— Start —

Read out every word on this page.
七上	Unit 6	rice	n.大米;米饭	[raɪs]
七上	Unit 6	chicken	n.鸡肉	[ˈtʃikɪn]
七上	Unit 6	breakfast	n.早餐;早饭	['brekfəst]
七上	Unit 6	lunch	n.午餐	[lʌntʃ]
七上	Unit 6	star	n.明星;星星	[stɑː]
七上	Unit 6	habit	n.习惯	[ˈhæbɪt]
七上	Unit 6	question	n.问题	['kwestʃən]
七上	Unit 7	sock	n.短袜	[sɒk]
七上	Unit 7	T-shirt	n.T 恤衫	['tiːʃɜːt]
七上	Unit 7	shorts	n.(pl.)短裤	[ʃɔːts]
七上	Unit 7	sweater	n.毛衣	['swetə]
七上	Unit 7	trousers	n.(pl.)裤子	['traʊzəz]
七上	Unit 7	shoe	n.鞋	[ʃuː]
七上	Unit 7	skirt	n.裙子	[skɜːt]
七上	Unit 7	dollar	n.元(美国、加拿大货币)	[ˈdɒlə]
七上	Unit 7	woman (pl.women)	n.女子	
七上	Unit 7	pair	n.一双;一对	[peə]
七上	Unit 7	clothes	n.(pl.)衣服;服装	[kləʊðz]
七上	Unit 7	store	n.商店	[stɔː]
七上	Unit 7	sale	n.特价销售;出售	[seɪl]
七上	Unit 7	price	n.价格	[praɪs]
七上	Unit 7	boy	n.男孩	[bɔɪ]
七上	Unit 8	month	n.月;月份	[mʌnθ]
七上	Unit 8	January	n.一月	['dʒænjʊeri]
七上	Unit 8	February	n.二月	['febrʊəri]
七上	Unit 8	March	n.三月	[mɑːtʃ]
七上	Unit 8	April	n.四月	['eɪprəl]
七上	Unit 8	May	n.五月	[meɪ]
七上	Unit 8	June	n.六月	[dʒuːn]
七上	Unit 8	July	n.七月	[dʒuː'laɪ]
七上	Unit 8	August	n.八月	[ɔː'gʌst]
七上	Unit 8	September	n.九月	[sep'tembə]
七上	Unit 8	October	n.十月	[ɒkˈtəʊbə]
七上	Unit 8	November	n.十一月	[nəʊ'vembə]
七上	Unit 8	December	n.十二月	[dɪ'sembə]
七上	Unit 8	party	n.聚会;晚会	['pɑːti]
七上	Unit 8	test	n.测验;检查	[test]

— End —

* What to do: Please reproduce the entire listing, exactly as shown.

* Complete response:
Read out every word on this page.
七上	Unit 6	rice	n.大米;米饭	[raɪs]
七上	Unit 6	chicken	n.鸡肉	[ˈtʃikɪn]
七上	Unit 6	breakfast	n.早餐;早饭	['brekfəst]
七上	Unit 6	lunch	n.午餐	[lʌntʃ]
七上	Unit 6	star	n.明星;星星	[stɑː]
七上	Unit 6	habit	n.习惯	[ˈhæbɪt]
七上	Unit 6	question	n.问题	['kwestʃən]
七上	Unit 7	sock	n.短袜	[sɒk]
七上	Unit 7	T-shirt	n.T 恤衫	['tiːʃɜːt]
七上	Unit 7	shorts	n.(pl.)短裤	[ʃɔːts]
七上	Unit 7	sweater	n.毛衣	['swetə]
七上	Unit 7	trousers	n.(pl.)裤子	['traʊzəz]
七上	Unit 7	shoe	n.鞋	[ʃuː]
七上	Unit 7	skirt	n.裙子	[skɜːt]
七上	Unit 7	dollar	n.元(美国、加拿大货币)	[ˈdɒlə]
七上	Unit 7	woman (pl.women)	n.女子	
七上	Unit 7	pair	n.一双;一对	[peə]
七上	Unit 7	clothes	n.(pl.)衣服;服装	[kləʊðz]
七上	Unit 7	store	n.商店	[stɔː]
七上	Unit 7	sale	n.特价销售;出售	[seɪl]
七上	Unit 7	price	n.价格	[praɪs]
七上	Unit 7	boy	n.男孩	[bɔɪ]
七上	Unit 8	month	n.月;月份	[mʌnθ]
七上	Unit 8	January	n.一月	['dʒænjʊeri]
七上	Unit 8	February	n.二月	['febrʊəri]
七上	Unit 8	March	n.三月	[mɑːtʃ]
七上	Unit 8	April	n.四月	['eɪprəl]
七上	Unit 8	May	n.五月	[meɪ]
七上	Unit 8	June	n.六月	[dʒuːn]
七上	Unit 8	July	n.七月	[dʒuː'laɪ]
七上	Unit 8	August	n.八月	[ɔː'gʌst]
七上	Unit 8	September	n.九月	[sep'tembə]
七上	Unit 8	October	n.十月	[ɒkˈtəʊbə]
七上	Unit 8	November	n.十一月	[nəʊ'vembə]
七上	Unit 8	December	n.十二月	[dɪ'sembə]
七上	Unit 8	party	n.聚会;晚会	['pɑːti]
七上	Unit 8	test	n.测验;检查	[test]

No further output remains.